**Aim of the exercise**
Leave out the pictures and repeat every record exactly.
-- start --
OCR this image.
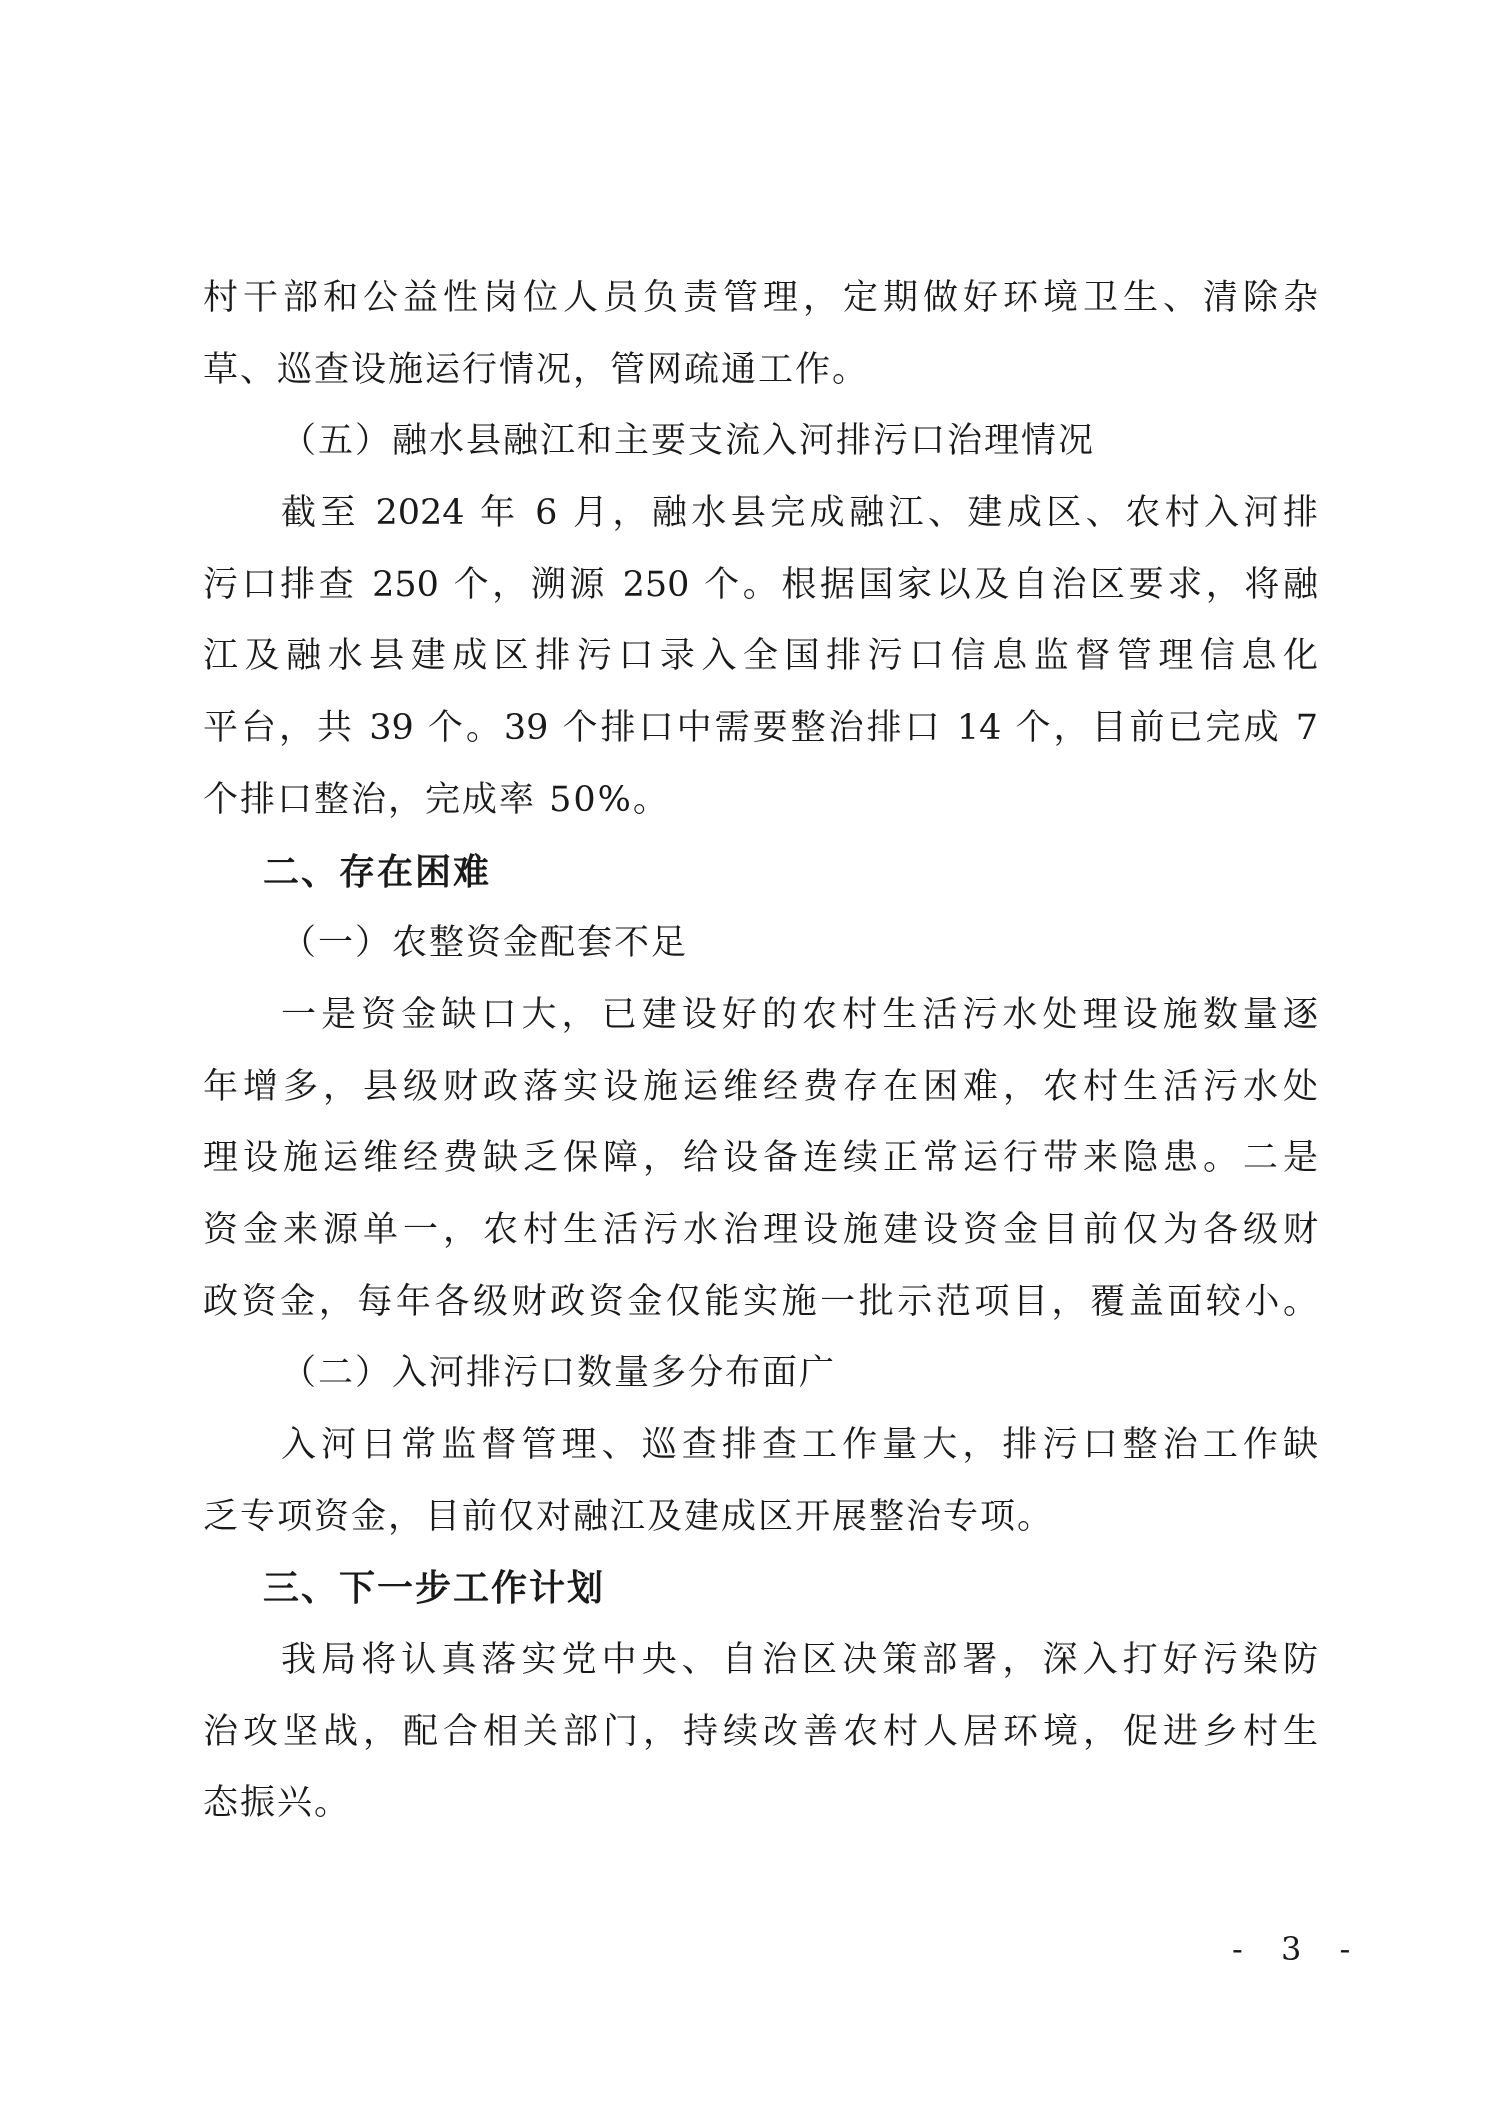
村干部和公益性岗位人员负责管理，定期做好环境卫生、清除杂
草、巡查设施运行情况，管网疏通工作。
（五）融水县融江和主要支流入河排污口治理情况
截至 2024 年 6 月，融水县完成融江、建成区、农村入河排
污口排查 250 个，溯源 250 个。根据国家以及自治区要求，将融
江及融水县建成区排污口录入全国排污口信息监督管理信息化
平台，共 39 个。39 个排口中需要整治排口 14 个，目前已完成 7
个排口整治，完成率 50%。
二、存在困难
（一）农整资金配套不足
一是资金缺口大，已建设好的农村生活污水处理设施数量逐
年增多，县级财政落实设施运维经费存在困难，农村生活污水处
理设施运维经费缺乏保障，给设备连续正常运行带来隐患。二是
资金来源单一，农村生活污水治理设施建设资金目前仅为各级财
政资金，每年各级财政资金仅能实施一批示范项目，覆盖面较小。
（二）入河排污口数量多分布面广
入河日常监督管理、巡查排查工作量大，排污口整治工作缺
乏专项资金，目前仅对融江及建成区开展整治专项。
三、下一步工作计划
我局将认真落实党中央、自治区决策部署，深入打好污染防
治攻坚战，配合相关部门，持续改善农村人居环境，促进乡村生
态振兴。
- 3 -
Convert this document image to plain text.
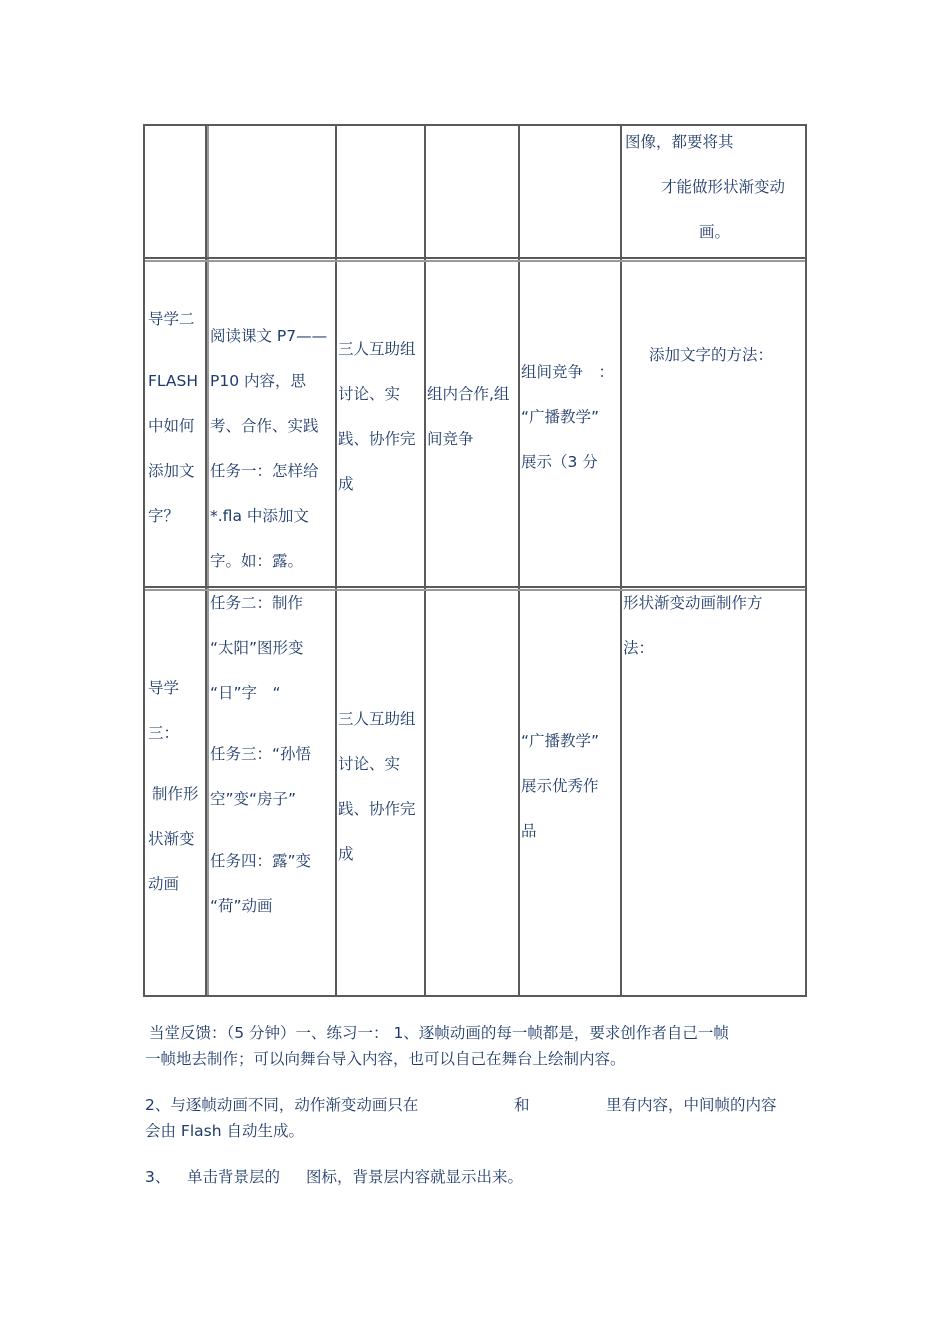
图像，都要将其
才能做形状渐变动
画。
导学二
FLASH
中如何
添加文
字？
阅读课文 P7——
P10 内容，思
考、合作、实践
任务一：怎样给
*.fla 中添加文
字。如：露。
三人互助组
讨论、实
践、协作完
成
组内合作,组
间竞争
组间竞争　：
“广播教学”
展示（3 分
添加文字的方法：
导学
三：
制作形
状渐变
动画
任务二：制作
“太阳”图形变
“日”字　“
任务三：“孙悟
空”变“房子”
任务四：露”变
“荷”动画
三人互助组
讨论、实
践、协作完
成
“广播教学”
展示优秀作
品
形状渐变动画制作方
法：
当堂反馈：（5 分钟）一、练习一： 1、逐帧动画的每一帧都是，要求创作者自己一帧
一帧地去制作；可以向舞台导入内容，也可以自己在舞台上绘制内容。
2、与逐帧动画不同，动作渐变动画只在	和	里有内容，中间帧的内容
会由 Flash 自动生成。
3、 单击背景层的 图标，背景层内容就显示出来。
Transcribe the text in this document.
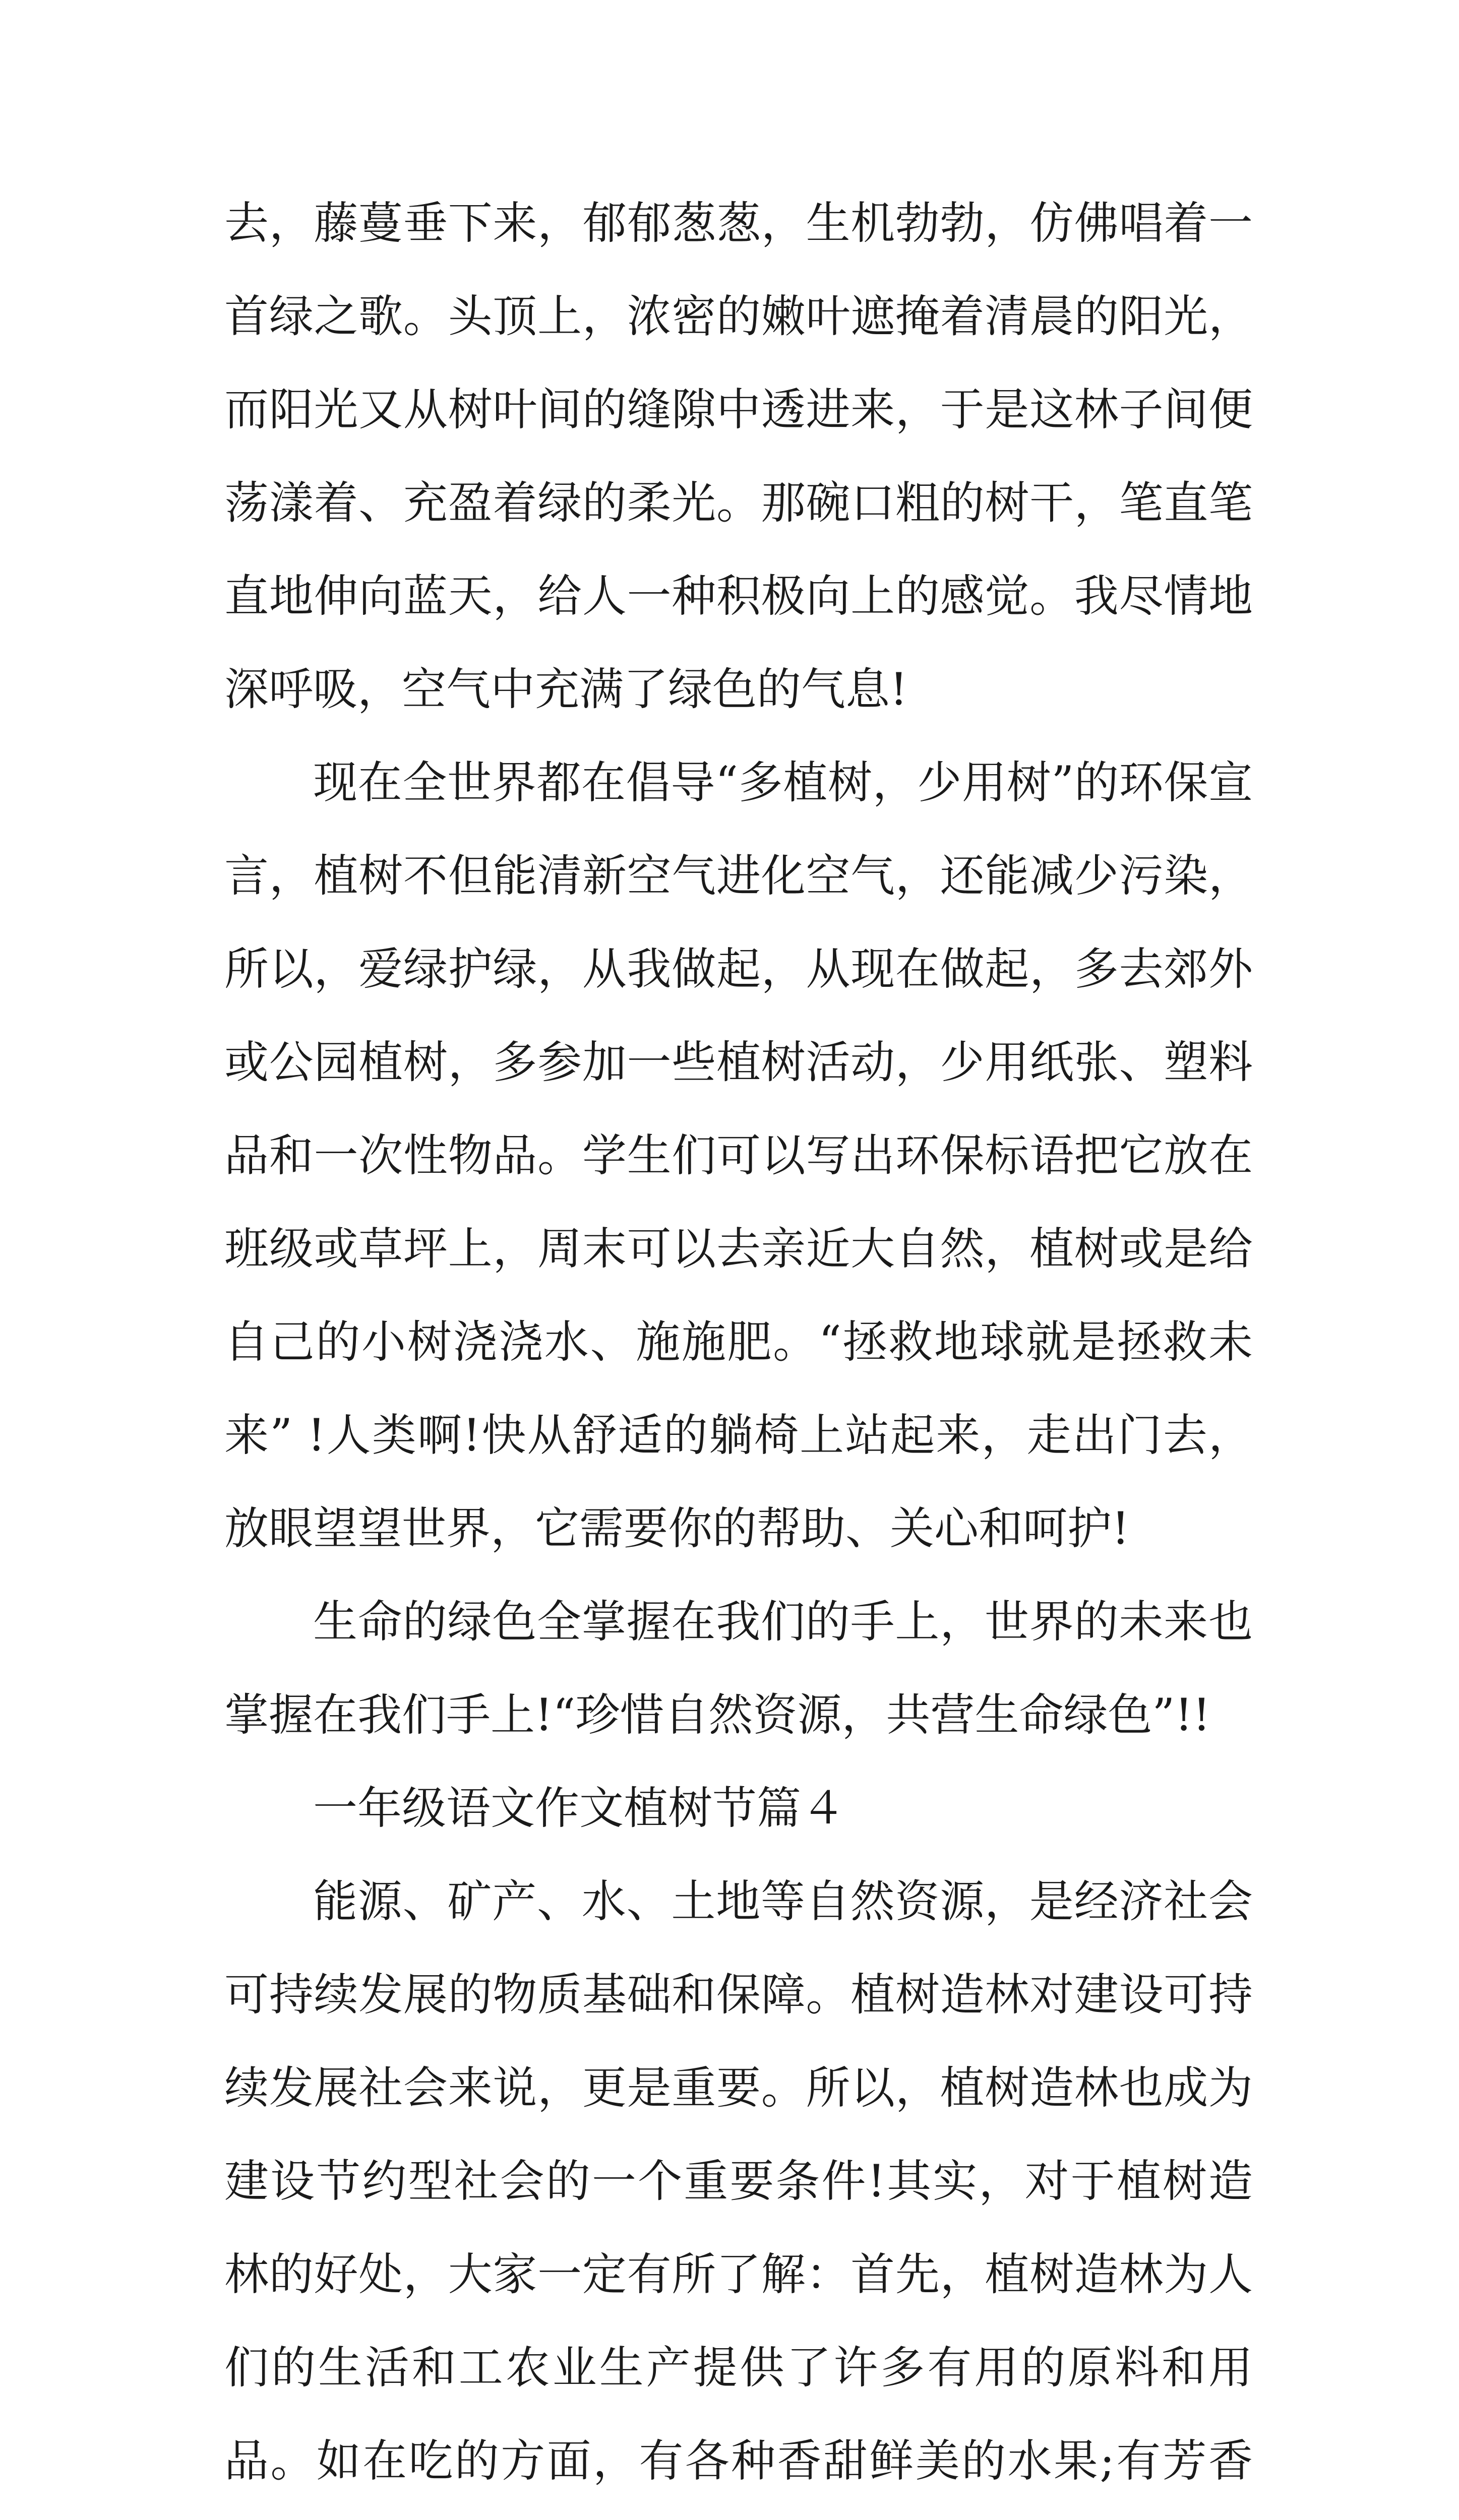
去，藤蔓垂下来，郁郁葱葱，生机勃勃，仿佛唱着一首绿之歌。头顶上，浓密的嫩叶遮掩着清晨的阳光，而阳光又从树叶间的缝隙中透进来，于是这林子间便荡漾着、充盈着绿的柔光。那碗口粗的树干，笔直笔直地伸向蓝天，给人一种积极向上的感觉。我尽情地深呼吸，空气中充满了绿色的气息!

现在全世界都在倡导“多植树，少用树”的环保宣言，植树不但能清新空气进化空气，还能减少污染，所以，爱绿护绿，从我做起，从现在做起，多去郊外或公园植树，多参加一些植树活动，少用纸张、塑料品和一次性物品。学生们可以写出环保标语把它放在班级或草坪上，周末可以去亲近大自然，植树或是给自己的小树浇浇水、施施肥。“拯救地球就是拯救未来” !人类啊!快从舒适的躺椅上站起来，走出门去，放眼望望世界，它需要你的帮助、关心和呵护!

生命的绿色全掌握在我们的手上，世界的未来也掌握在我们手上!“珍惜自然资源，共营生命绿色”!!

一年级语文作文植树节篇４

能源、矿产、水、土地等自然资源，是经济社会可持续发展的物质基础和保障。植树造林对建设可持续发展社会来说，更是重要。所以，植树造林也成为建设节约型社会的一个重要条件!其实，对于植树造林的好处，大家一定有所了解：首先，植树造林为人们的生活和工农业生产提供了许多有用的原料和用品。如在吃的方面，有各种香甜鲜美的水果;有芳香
-- end --
**Finished answer**
OCR this image.
村干部和公益性岗位人员负责管理，定期做好环境卫生、清除杂
草、巡查设施运行情况，管网疏通工作。
（五）融水县融江和主要支流入河排污口治理情况
截至 2024 年 6 月，融水县完成融江、建成区、农村入河排
污口排查 250 个，溯源 250 个。根据国家以及自治区要求，将融
江及融水县建成区排污口录入全国排污口信息监督管理信息化
平台，共 39 个。39 个排口中需要整治排口 14 个，目前已完成 7
个排口整治，完成率 50%。
二、存在困难
（一）农整资金配套不足
一是资金缺口大，已建设好的农村生活污水处理设施数量逐
年增多，县级财政落实设施运维经费存在困难，农村生活污水处
理设施运维经费缺乏保障，给设备连续正常运行带来隐患。二是
资金来源单一，农村生活污水治理设施建设资金目前仅为各级财
政资金，每年各级财政资金仅能实施一批示范项目，覆盖面较小。
（二）入河排污口数量多分布面广
入河日常监督管理、巡查排查工作量大，排污口整治工作缺
乏专项资金，目前仅对融江及建成区开展整治专项。
三、下一步工作计划
我局将认真落实党中央、自治区决策部署，深入打好污染防
治攻坚战，配合相关部门，持续改善农村人居环境，促进乡村生
态振兴。
- 3 -
Convert this document image to plain text.
图像，都要将其
才能做形状渐变动
画。
导学二
FLASH
中如何
添加文
字？
阅读课文 P7——
P10 内容，思
考、合作、实践
任务一：怎样给
*.fla 中添加文
字。如：露。
三人互助组
讨论、实
践、协作完
成
组内合作,组
间竞争
组间竞争　：
“广播教学”
展示（3 分
添加文字的方法：
导学
三：
制作形
状渐变
动画
任务二：制作
“太阳”图形变
“日”字　“
任务三：“孙悟
空”变“房子”
任务四：露”变
“荷”动画
三人互助组
讨论、实
践、协作完
成
“广播教学”
展示优秀作
品
形状渐变动画制作方
法：
当堂反馈：（5 分钟）一、练习一： 1、逐帧动画的每一帧都是，要求创作者自己一帧
一帧地去制作；可以向舞台导入内容，也可以自己在舞台上绘制内容。
2、与逐帧动画不同，动作渐变动画只在	和	里有内容，中间帧的内容
会由 Flash 自动生成。
3、 单击背景层的 图标，背景层内容就显示出来。
Transcribe the text in this document.
去，藤蔓垂下来，郁郁葱葱，生机勃勃，仿佛唱着一首绿之歌。头顶上，浓密的嫩叶遮掩着清晨的阳光，而阳光又从树叶间的缝隙中透进来，于是这林子间便荡漾着、充盈着绿的柔光。那碗口粗的树干，笔直笔直地伸向蓝天，给人一种积极向上的感觉。我尽情地深呼吸，空气中充满了绿色的气息!

现在全世界都在倡导“多植树，少用树”的环保宣言，植树不但能清新空气进化空气，还能减少污染，所以，爱绿护绿，从我做起，从现在做起，多去郊外或公园植树，多参加一些植树活动，少用纸张、塑料品和一次性物品。学生们可以写出环保标语把它放在班级或草坪上，周末可以去亲近大自然，植树或是给自己的小树浇浇水、施施肥。“拯救地球就是拯救未来” !人类啊!快从舒适的躺椅上站起来，走出门去，放眼望望世界，它需要你的帮助、关心和呵护!

生命的绿色全掌握在我们的手上，世界的未来也掌握在我们手上!“珍惜自然资源，共营生命绿色”!!

一年级语文作文植树节篇４

能源、矿产、水、土地等自然资源，是经济社会可持续发展的物质基础和保障。植树造林对建设可持续发展社会来说，更是重要。所以，植树造林也成为建设节约型社会的一个重要条件!其实，对于植树造林的好处，大家一定有所了解：首先，植树造林为人们的生活和工农业生产提供了许多有用的原料和用品。如在吃的方面，有各种香甜鲜美的水果;有芳香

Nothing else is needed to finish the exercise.